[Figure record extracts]
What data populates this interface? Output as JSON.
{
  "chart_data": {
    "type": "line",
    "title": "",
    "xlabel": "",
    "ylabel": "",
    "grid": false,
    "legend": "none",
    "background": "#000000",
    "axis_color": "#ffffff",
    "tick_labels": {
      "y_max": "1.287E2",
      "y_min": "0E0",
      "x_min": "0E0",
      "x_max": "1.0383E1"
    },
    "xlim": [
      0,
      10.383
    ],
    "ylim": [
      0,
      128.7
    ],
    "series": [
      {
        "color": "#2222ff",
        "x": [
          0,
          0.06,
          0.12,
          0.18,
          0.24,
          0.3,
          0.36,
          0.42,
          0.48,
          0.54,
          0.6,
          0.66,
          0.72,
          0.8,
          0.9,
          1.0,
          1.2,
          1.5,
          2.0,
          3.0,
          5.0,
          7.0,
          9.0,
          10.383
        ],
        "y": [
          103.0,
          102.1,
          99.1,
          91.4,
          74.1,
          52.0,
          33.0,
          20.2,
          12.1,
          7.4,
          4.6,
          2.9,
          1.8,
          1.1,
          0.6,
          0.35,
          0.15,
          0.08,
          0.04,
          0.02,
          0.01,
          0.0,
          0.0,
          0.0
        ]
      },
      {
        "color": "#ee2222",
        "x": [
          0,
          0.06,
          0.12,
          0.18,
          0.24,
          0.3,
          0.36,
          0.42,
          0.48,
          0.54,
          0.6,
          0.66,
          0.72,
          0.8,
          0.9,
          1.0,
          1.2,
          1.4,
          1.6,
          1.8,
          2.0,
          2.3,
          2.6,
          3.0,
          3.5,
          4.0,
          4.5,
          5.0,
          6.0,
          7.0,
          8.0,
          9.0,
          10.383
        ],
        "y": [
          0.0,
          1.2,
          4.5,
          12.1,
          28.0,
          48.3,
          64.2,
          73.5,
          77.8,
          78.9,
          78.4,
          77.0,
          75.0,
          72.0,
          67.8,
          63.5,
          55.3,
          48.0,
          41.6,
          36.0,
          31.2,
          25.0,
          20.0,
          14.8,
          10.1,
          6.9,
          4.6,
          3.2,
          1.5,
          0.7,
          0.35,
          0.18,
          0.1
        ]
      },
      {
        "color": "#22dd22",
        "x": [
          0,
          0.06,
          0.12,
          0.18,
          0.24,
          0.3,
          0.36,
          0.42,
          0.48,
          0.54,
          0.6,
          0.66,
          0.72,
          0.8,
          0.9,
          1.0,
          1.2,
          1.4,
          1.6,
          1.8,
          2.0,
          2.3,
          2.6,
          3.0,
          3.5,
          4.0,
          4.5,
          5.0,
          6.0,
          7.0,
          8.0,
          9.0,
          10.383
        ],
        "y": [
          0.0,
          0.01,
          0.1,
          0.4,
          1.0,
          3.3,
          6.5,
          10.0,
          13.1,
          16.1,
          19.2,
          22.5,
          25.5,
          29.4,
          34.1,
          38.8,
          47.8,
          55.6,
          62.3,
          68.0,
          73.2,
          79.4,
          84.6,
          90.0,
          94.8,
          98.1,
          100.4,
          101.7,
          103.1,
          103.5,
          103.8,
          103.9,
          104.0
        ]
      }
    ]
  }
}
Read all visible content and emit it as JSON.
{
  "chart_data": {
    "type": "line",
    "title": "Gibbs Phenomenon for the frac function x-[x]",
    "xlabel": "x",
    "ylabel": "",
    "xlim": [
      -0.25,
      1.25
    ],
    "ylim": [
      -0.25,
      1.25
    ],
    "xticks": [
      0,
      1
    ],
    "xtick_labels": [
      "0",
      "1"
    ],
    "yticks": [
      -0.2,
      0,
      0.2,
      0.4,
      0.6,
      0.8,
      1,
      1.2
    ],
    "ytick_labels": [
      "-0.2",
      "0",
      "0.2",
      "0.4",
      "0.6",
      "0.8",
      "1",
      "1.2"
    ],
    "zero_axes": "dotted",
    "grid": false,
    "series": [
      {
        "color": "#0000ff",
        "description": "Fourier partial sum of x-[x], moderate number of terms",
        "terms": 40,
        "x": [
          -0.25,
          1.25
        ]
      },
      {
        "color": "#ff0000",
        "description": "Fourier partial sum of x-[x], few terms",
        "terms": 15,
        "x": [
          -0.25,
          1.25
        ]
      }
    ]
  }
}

EXERCISE INSTRUCTIONS: Copy out every entry again, exactly as it was given.

EXPECTED OUTPUT:
What data populates this interface? Output as JSON.
{
  "chart_data": {
    "type": "line",
    "title": "",
    "xlabel": "",
    "ylabel": "",
    "grid": false,
    "legend": "none",
    "background": "#000000",
    "axis_color": "#ffffff",
    "tick_labels": {
      "y_max": "1.287E2",
      "y_min": "0E0",
      "x_min": "0E0",
      "x_max": "1.0383E1"
    },
    "xlim": [
      0,
      10.383
    ],
    "ylim": [
      0,
      128.7
    ],
    "series": [
      {
        "color": "#2222ff",
        "x": [
          0,
          0.06,
          0.12,
          0.18,
          0.24,
          0.3,
          0.36,
          0.42,
          0.48,
          0.54,
          0.6,
          0.66,
          0.72,
          0.8,
          0.9,
          1.0,
          1.2,
          1.5,
          2.0,
          3.0,
          5.0,
          7.0,
          9.0,
          10.383
        ],
        "y": [
          103.0,
          102.1,
          99.1,
          91.4,
          74.1,
          52.0,
          33.0,
          20.2,
          12.1,
          7.4,
          4.6,
          2.9,
          1.8,
          1.1,
          0.6,
          0.35,
          0.15,
          0.08,
          0.04,
          0.02,
          0.01,
          0.0,
          0.0,
          0.0
        ]
      },
      {
        "color": "#ee2222",
        "x": [
          0,
          0.06,
          0.12,
          0.18,
          0.24,
          0.3,
          0.36,
          0.42,
          0.48,
          0.54,
          0.6,
          0.66,
          0.72,
          0.8,
          0.9,
          1.0,
          1.2,
          1.4,
          1.6,
          1.8,
          2.0,
          2.3,
          2.6,
          3.0,
          3.5,
          4.0,
          4.5,
          5.0,
          6.0,
          7.0,
          8.0,
          9.0,
          10.383
        ],
        "y": [
          0.0,
          1.2,
          4.5,
          12.1,
          28.0,
          48.3,
          64.2,
          73.5,
          77.8,
          78.9,
          78.4,
          77.0,
          75.0,
          72.0,
          67.8,
          63.5,
          55.3,
          48.0,
          41.6,
          36.0,
          31.2,
          25.0,
          20.0,
          14.8,
          10.1,
          6.9,
          4.6,
          3.2,
          1.5,
          0.7,
          0.35,
          0.18,
          0.1
        ]
      },
      {
        "color": "#22dd22",
        "x": [
          0,
          0.06,
          0.12,
          0.18,
          0.24,
          0.3,
          0.36,
          0.42,
          0.48,
          0.54,
          0.6,
          0.66,
          0.72,
          0.8,
          0.9,
          1.0,
          1.2,
          1.4,
          1.6,
          1.8,
          2.0,
          2.3,
          2.6,
          3.0,
          3.5,
          4.0,
          4.5,
          5.0,
          6.0,
          7.0,
          8.0,
          9.0,
          10.383
        ],
        "y": [
          0.0,
          0.01,
          0.1,
          0.4,
          1.0,
          3.3,
          6.5,
          10.0,
          13.1,
          16.1,
          19.2,
          22.5,
          25.5,
          29.4,
          34.1,
          38.8,
          47.8,
          55.6,
          62.3,
          68.0,
          73.2,
          79.4,
          84.6,
          90.0,
          94.8,
          98.1,
          100.4,
          101.7,
          103.1,
          103.5,
          103.8,
          103.9,
          104.0
        ]
      }
    ]
  }
}
Read all visible content and emit it as JSON.
{
  "chart_data": {
    "type": "line",
    "title": "Gibbs Phenomenon for the frac function x-[x]",
    "xlabel": "x",
    "ylabel": "",
    "xlim": [
      -0.25,
      1.25
    ],
    "ylim": [
      -0.25,
      1.25
    ],
    "xticks": [
      0,
      1
    ],
    "xtick_labels": [
      "0",
      "1"
    ],
    "yticks": [
      -0.2,
      0,
      0.2,
      0.4,
      0.6,
      0.8,
      1,
      1.2
    ],
    "ytick_labels": [
      "-0.2",
      "0",
      "0.2",
      "0.4",
      "0.6",
      "0.8",
      "1",
      "1.2"
    ],
    "zero_axes": "dotted",
    "grid": false,
    "series": [
      {
        "color": "#0000ff",
        "description": "Fourier partial sum of x-[x], moderate number of terms",
        "terms": 40,
        "x": [
          -0.25,
          1.25
        ]
      },
      {
        "color": "#ff0000",
        "description": "Fourier partial sum of x-[x], few terms",
        "terms": 15,
        "x": [
          -0.25,
          1.25
        ]
      }
    ]
  }
}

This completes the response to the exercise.